-------- ITEMS --------

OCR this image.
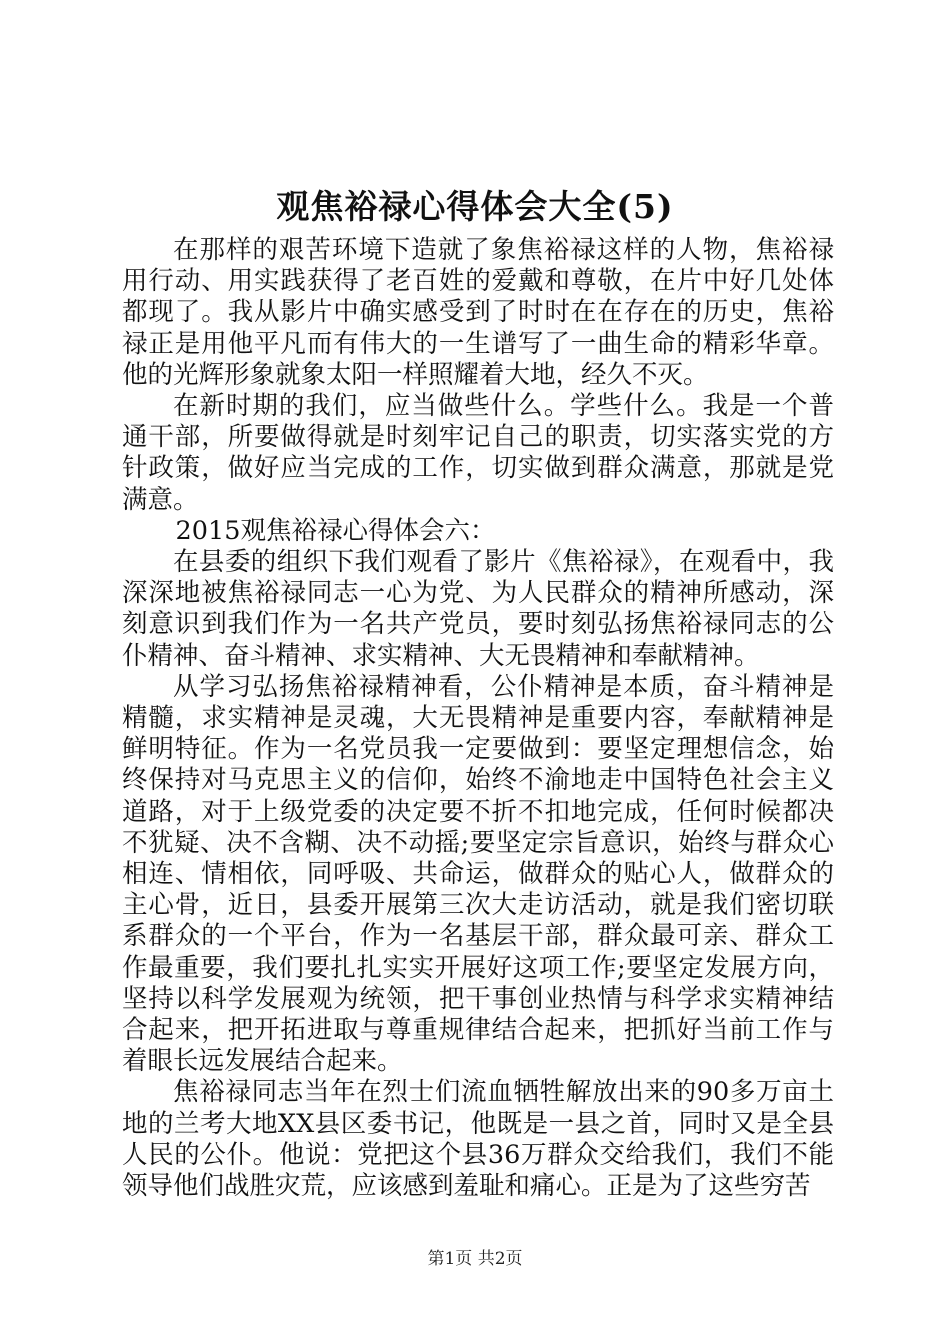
观焦裕禄心得体会大全(5)

在那样的艰苦环境下造就了象焦裕禄这样的人物，焦裕禄用行动、用实践获得了老百姓的爱戴和尊敬，在片中好几处体都现了。我从影片中确实感受到了时时在在存在的历史，焦裕禄正是用他平凡而有伟大的一生谱写了一曲生命的精彩华章。他的光辉形象就象太阳一样照耀着大地，经久不灭。

在新时期的我们，应当做些什么。学些什么。我是一个普通干部，所要做得就是时刻牢记自己的职责，切实落实党的方针政策，做好应当完成的工作，切实做到群众满意，那就是党满意。

2015观焦裕禄心得体会六：

在县委的组织下我们观看了影片《焦裕禄》，在观看中，我深深地被焦裕禄同志一心为党、为人民群众的精神所感动，深刻意识到我们作为一名共产党员，要时刻弘扬焦裕禄同志的公仆精神、奋斗精神、求实精神、大无畏精神和奉献精神。

从学习弘扬焦裕禄精神看，公仆精神是本质，奋斗精神是精髓，求实精神是灵魂，大无畏精神是重要内容，奉献精神是鲜明特征。作为一名党员我一定要做到：要坚定理想信念，始终保持对马克思主义的信仰，始终不渝地走中国特色社会主义道路，对于上级党委的决定要不折不扣地完成，任何时候都决不犹疑、决不含糊、决不动摇;要坚定宗旨意识，始终与群众心相连、情相依，同呼吸、共命运，做群众的贴心人，做群众的主心骨，近日，县委开展第三次大走访活动，就是我们密切联系群众的一个平台，作为一名基层干部，群众最可亲、群众工作最重要，我们要扎扎实实开展好这项工作;要坚定发展方向，坚持以科学发展观为统领，把干事创业热情与科学求实精神结合起来，把开拓进取与尊重规律结合起来，把抓好当前工作与着眼长远发展结合起来。

焦裕禄同志当年在烈士们流血牺牲解放出来的90多万亩土地的兰考大地XX县区委书记，他既是一县之首，同时又是全县人民的公仆。他说：党把这个县36万群众交给我们，我们不能领导他们战胜灾荒，应该感到羞耻和痛心。正是为了这些穷苦

第1页 共2页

--------

Reproduce the material above in full, exactly, with no images.

◆ **RESULT OF THE EXERCISE**:
OCR this image.
观焦裕禄心得体会大全(5)

在那样的艰苦环境下造就了象焦裕禄这样的人物，焦裕禄用行动、用实践获得了老百姓的爱戴和尊敬，在片中好几处体都现了。我从影片中确实感受到了时时在在存在的历史，焦裕禄正是用他平凡而有伟大的一生谱写了一曲生命的精彩华章。他的光辉形象就象太阳一样照耀着大地，经久不灭。

在新时期的我们，应当做些什么。学些什么。我是一个普通干部，所要做得就是时刻牢记自己的职责，切实落实党的方针政策，做好应当完成的工作，切实做到群众满意，那就是党满意。

2015观焦裕禄心得体会六：

在县委的组织下我们观看了影片《焦裕禄》，在观看中，我深深地被焦裕禄同志一心为党、为人民群众的精神所感动，深刻意识到我们作为一名共产党员，要时刻弘扬焦裕禄同志的公仆精神、奋斗精神、求实精神、大无畏精神和奉献精神。

从学习弘扬焦裕禄精神看，公仆精神是本质，奋斗精神是精髓，求实精神是灵魂，大无畏精神是重要内容，奉献精神是鲜明特征。作为一名党员我一定要做到：要坚定理想信念，始终保持对马克思主义的信仰，始终不渝地走中国特色社会主义道路，对于上级党委的决定要不折不扣地完成，任何时候都决不犹疑、决不含糊、决不动摇;要坚定宗旨意识，始终与群众心相连、情相依，同呼吸、共命运，做群众的贴心人，做群众的主心骨，近日，县委开展第三次大走访活动，就是我们密切联系群众的一个平台，作为一名基层干部，群众最可亲、群众工作最重要，我们要扎扎实实开展好这项工作;要坚定发展方向，坚持以科学发展观为统领，把干事创业热情与科学求实精神结合起来，把开拓进取与尊重规律结合起来，把抓好当前工作与着眼长远发展结合起来。

焦裕禄同志当年在烈士们流血牺牲解放出来的90多万亩土地的兰考大地XX县区委书记，他既是一县之首，同时又是全县人民的公仆。他说：党把这个县36万群众交给我们，我们不能领导他们战胜灾荒，应该感到羞耻和痛心。正是为了这些穷苦

第1页 共2页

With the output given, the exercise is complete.